Problem details
Every entry must be given again exactly.
____________________
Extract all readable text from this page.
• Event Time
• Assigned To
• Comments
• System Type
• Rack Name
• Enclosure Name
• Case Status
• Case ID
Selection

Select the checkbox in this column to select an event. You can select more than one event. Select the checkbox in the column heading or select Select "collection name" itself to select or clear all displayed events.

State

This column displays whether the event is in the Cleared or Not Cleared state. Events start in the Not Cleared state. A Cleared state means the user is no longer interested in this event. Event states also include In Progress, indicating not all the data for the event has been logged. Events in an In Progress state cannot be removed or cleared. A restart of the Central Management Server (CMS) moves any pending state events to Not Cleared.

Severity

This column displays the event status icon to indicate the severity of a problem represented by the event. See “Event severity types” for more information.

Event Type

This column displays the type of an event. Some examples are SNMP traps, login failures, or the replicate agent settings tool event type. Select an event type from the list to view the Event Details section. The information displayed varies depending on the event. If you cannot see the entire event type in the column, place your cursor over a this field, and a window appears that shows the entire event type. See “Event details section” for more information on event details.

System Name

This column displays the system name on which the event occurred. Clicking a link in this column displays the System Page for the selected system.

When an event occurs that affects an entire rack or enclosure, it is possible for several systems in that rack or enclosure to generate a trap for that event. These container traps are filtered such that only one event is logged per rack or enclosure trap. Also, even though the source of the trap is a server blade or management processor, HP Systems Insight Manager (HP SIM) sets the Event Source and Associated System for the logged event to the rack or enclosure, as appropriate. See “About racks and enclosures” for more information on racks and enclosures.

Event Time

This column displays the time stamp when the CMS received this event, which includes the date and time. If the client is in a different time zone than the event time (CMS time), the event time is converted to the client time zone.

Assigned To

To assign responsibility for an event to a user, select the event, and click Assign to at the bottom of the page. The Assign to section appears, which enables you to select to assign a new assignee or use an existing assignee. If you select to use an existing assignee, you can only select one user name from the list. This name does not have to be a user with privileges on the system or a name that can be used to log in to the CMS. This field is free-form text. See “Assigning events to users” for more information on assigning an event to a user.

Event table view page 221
____________________
Finished exercise
Extract all readable text from this page.
• Event Time
• Assigned To
• Comments
• System Type
• Rack Name
• Enclosure Name
• Case Status
• Case ID
Selection

Select the checkbox in this column to select an event. You can select more than one event. Select the checkbox in the column heading or select Select "collection name" itself to select or clear all displayed events.

State

This column displays whether the event is in the Cleared or Not Cleared state. Events start in the Not Cleared state. A Cleared state means the user is no longer interested in this event. Event states also include In Progress, indicating not all the data for the event has been logged. Events in an In Progress state cannot be removed or cleared. A restart of the Central Management Server (CMS) moves any pending state events to Not Cleared.

Severity

This column displays the event status icon to indicate the severity of a problem represented by the event. See “Event severity types” for more information.

Event Type

This column displays the type of an event. Some examples are SNMP traps, login failures, or the replicate agent settings tool event type. Select an event type from the list to view the Event Details section. The information displayed varies depending on the event. If you cannot see the entire event type in the column, place your cursor over a this field, and a window appears that shows the entire event type. See “Event details section” for more information on event details.

System Name

This column displays the system name on which the event occurred. Clicking a link in this column displays the System Page for the selected system.

When an event occurs that affects an entire rack or enclosure, it is possible for several systems in that rack or enclosure to generate a trap for that event. These container traps are filtered such that only one event is logged per rack or enclosure trap. Also, even though the source of the trap is a server blade or management processor, HP Systems Insight Manager (HP SIM) sets the Event Source and Associated System for the logged event to the rack or enclosure, as appropriate. See “About racks and enclosures” for more information on racks and enclosures.

Event Time

This column displays the time stamp when the CMS received this event, which includes the date and time. If the client is in a different time zone than the event time (CMS time), the event time is converted to the client time zone.

Assigned To

To assign responsibility for an event to a user, select the event, and click Assign to at the bottom of the page. The Assign to section appears, which enables you to select to assign a new assignee or use an existing assignee. If you select to use an existing assignee, you can only select one user name from the list. This name does not have to be a user with privileges on the system or a name that can be used to log in to the CMS. This field is free-form text. See “Assigning events to users” for more information on assigning an event to a user.

Event table view page 221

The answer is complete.